• Data supplied:
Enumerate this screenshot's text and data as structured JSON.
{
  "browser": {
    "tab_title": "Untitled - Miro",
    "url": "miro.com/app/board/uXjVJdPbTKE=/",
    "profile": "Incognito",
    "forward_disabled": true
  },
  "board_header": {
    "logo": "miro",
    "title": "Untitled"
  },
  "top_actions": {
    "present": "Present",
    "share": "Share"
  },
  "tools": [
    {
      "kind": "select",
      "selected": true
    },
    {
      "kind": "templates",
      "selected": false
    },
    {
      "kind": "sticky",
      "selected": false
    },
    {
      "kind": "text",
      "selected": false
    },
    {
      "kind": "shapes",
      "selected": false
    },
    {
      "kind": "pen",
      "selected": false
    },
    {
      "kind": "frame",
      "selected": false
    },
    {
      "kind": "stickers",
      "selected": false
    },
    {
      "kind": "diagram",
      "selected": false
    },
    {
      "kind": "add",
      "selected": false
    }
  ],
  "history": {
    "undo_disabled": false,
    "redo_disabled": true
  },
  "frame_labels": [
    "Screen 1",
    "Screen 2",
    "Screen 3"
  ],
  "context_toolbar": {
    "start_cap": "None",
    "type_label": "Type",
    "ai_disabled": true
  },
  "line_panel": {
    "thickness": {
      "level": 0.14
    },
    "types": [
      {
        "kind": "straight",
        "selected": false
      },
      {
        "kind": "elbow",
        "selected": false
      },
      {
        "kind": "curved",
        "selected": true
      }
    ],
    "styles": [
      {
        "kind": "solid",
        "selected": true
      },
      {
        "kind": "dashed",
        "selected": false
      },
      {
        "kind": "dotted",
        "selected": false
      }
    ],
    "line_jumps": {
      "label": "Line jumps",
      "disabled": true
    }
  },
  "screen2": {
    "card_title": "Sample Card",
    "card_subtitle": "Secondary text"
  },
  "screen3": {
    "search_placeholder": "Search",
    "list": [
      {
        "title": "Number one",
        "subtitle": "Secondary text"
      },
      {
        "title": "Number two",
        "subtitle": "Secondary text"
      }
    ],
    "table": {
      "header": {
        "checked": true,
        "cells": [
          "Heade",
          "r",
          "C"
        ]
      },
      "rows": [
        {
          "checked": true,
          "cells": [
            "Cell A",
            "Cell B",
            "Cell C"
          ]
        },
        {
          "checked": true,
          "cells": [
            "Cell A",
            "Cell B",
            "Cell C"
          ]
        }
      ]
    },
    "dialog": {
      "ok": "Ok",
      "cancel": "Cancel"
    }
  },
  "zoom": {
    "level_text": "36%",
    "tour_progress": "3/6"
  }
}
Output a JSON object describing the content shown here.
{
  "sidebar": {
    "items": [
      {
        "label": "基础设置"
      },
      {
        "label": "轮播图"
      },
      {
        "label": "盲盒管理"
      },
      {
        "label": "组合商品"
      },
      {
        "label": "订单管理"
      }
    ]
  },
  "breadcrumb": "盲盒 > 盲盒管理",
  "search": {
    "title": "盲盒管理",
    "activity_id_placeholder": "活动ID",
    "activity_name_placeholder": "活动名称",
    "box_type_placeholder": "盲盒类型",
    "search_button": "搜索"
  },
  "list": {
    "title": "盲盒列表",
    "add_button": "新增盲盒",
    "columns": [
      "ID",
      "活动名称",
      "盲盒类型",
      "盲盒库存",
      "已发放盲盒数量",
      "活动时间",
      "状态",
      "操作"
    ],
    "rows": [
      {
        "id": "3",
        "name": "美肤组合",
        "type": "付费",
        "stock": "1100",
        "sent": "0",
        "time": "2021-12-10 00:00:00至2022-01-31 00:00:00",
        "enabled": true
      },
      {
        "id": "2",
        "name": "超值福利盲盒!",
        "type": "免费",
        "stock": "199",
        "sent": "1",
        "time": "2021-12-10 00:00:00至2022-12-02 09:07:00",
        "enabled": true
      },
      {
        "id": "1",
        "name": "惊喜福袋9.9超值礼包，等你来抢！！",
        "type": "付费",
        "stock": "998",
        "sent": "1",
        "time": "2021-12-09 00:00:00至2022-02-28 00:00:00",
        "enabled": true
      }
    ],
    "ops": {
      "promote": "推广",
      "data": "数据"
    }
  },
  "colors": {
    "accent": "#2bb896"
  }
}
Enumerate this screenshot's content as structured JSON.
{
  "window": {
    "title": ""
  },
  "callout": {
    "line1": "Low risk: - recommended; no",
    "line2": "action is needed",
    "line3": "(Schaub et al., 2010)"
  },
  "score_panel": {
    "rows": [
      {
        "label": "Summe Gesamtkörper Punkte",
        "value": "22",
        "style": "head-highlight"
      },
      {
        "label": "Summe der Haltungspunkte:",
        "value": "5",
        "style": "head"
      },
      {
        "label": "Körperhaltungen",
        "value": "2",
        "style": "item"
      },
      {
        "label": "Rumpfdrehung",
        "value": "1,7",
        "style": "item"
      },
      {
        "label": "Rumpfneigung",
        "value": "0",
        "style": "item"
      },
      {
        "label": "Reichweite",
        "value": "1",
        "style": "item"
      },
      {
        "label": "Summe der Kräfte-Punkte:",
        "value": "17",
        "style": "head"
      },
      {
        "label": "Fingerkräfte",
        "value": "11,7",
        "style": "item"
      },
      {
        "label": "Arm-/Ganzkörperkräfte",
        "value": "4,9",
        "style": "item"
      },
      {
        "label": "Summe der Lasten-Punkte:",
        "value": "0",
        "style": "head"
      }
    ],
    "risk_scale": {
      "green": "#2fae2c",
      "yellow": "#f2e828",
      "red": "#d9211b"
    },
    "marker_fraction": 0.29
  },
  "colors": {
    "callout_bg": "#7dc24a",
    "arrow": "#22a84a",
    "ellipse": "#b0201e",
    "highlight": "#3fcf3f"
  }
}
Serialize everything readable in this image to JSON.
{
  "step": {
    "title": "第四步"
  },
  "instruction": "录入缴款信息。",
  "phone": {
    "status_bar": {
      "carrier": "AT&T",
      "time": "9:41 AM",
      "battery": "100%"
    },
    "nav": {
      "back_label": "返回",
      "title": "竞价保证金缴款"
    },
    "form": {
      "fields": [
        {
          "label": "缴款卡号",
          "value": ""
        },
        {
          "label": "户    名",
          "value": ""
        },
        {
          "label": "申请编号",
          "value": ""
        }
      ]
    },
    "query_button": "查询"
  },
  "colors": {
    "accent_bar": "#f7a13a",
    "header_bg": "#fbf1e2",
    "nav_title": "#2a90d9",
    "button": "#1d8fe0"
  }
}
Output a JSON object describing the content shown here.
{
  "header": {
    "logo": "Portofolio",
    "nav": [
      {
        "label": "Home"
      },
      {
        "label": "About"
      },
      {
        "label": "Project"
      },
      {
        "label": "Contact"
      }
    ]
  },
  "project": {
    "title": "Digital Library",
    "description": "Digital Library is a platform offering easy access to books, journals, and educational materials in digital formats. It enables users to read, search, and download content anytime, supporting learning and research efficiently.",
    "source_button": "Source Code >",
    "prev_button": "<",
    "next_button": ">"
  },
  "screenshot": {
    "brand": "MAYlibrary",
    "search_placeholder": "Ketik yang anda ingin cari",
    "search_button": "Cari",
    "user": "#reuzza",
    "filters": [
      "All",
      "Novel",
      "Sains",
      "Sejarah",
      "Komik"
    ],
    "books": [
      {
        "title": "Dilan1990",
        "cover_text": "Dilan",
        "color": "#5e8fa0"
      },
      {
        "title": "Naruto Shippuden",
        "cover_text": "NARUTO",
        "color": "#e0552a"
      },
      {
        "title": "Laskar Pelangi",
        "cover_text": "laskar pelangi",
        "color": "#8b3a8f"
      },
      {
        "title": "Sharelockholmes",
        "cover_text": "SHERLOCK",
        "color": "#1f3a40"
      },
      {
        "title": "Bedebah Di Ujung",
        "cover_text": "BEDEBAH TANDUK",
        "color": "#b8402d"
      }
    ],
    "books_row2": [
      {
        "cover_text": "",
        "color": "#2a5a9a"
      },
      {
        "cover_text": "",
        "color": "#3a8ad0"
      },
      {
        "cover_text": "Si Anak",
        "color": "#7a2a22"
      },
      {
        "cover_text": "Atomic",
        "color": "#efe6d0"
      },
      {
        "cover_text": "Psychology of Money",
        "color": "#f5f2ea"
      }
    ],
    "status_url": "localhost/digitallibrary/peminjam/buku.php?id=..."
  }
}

• Problem description:
Go through the records. Copy each line where "Enumerate" appears.

• Task solution:
Enumerate this screenshot's text and data as structured JSON.
Enumerate this screenshot's content as structured JSON.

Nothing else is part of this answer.